Task material
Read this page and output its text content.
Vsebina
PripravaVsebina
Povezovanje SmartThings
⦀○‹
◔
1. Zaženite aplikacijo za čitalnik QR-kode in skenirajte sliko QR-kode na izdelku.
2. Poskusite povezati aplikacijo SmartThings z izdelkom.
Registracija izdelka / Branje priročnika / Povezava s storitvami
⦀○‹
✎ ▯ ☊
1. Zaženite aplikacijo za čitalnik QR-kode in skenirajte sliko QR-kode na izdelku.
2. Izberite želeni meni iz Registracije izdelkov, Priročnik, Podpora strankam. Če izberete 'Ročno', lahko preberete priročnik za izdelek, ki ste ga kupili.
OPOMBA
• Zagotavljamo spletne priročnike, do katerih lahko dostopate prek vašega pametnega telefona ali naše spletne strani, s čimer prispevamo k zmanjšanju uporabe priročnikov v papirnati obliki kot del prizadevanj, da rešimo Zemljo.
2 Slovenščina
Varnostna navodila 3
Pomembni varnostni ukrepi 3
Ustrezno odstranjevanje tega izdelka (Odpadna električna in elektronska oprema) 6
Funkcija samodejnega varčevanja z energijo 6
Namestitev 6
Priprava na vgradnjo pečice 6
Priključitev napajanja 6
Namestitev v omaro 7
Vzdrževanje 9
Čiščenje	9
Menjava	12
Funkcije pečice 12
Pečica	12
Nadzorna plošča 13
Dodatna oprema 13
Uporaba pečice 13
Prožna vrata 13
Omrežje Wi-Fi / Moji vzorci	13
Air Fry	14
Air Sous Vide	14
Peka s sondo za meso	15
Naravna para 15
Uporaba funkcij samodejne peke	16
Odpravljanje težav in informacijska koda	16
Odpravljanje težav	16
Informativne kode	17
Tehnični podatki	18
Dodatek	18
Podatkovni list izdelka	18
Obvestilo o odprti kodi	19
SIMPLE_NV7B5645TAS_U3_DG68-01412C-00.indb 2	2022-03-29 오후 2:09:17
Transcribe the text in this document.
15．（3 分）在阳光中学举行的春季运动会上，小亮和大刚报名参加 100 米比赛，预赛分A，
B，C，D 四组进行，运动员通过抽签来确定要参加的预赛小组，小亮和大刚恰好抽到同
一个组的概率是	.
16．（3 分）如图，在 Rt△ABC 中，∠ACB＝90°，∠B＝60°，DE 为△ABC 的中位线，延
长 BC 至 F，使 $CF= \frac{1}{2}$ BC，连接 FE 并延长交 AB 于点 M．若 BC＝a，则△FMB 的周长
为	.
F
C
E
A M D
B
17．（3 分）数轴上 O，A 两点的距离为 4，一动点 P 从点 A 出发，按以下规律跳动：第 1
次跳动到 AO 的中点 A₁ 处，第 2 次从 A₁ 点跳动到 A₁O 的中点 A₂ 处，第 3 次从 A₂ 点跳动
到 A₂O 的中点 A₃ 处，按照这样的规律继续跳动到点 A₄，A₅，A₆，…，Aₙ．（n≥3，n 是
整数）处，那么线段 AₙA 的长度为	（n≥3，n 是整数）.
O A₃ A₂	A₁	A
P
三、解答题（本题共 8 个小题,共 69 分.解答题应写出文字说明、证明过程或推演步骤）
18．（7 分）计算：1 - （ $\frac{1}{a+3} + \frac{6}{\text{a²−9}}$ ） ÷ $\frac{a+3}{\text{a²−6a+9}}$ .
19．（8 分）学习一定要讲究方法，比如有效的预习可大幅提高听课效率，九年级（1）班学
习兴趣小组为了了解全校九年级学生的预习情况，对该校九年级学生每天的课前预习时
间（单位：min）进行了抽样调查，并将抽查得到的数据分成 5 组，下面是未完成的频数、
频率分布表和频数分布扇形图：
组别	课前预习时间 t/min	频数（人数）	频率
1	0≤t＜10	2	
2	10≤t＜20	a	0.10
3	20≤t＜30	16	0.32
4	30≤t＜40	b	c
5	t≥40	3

The request
Scan the material for lines with the word "text", and copy each line you find.

Output for this task
Read this page and output its text content.
Transcribe the text in this document.
18．（7 分）计算：1 - （ $\frac{1}{a+3} + \frac{6}{\text{a²−9}}$ ） ÷ $\frac{a+3}{\text{a²−6a+9}}$ .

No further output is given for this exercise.